#### Challenge:
For the data below, report the number of lines that contain the string "一窗通办" and nothing else.

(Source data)
▬▬▬▬▬▬
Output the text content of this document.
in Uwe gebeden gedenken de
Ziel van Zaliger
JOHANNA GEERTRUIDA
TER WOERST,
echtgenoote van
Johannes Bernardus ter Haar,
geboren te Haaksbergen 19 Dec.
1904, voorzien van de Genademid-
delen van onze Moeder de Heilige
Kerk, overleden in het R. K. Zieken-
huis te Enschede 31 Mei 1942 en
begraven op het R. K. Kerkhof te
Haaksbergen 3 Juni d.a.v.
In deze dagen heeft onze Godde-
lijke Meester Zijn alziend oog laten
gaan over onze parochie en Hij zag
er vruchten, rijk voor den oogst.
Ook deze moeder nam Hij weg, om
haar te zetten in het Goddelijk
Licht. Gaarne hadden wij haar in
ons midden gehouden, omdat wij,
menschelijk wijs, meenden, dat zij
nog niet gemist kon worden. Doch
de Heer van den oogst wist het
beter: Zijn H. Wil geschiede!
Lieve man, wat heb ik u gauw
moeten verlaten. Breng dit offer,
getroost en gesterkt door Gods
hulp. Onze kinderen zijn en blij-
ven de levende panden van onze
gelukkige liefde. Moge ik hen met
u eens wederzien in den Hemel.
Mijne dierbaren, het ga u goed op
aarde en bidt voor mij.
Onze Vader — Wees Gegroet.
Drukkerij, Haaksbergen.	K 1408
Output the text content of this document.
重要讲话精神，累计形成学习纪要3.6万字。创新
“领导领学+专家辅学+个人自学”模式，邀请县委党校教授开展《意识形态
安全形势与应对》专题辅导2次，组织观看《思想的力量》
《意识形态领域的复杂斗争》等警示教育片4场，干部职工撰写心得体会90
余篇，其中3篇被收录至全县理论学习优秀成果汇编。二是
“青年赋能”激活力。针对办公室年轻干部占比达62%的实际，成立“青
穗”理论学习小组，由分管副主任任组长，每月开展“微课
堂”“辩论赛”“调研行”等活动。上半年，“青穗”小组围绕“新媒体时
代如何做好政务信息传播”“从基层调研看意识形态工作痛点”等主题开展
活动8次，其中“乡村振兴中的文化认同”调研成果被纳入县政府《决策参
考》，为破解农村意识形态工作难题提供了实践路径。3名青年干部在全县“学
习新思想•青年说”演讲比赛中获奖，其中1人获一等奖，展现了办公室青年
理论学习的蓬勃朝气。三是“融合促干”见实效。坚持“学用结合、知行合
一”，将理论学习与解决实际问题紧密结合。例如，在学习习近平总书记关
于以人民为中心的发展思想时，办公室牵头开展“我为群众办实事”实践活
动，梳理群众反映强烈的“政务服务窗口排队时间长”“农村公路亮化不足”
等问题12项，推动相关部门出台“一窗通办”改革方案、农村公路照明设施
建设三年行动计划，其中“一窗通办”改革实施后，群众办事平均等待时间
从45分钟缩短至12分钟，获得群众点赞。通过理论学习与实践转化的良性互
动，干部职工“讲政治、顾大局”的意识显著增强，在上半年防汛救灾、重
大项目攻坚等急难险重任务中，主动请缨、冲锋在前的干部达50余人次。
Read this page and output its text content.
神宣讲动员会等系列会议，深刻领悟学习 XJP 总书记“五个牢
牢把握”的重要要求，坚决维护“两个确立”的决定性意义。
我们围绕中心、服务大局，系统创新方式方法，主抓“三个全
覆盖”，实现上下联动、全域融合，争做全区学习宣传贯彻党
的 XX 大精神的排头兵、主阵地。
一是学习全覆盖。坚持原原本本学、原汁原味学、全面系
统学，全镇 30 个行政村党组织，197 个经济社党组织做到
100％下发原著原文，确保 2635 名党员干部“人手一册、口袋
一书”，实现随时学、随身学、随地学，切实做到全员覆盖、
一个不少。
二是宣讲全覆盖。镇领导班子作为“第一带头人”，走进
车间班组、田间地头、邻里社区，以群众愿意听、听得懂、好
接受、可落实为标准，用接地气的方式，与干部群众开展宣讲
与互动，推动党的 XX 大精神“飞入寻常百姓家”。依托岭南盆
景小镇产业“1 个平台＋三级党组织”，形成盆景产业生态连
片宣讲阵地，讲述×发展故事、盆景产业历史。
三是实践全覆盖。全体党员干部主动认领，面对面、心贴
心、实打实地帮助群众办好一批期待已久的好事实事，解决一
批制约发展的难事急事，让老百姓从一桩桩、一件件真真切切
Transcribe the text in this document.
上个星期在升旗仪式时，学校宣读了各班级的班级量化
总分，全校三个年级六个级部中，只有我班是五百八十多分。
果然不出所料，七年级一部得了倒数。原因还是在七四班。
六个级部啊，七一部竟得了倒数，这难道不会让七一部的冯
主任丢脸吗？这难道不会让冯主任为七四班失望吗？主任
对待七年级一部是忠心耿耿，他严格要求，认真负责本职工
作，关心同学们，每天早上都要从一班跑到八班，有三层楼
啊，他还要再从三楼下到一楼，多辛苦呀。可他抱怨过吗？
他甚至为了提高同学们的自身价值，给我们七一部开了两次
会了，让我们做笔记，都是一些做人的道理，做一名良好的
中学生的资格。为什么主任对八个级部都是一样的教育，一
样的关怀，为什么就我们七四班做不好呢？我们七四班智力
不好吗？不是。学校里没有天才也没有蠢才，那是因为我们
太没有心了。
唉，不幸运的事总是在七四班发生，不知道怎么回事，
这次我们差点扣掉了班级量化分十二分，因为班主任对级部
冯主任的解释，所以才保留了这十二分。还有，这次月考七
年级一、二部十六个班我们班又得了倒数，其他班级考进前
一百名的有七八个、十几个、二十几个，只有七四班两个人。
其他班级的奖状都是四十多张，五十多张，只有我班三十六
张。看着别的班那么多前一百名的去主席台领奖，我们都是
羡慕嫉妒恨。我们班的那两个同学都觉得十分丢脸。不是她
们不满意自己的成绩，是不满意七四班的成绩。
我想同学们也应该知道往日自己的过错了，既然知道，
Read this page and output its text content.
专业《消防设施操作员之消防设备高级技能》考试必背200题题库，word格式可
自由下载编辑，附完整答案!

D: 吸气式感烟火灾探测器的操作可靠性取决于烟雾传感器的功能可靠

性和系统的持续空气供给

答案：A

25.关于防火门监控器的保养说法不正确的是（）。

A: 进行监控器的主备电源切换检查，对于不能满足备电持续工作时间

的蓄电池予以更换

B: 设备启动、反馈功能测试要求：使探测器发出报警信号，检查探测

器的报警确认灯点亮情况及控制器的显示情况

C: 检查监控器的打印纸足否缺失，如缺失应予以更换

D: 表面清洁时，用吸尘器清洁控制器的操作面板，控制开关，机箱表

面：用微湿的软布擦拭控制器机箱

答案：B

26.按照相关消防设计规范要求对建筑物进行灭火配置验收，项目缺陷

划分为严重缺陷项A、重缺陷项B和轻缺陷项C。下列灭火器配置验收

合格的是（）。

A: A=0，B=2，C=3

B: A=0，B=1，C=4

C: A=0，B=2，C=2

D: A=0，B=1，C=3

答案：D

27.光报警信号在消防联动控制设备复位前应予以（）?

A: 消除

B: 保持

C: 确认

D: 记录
▬▬▬▬▬▬
#### Solution to this task:
2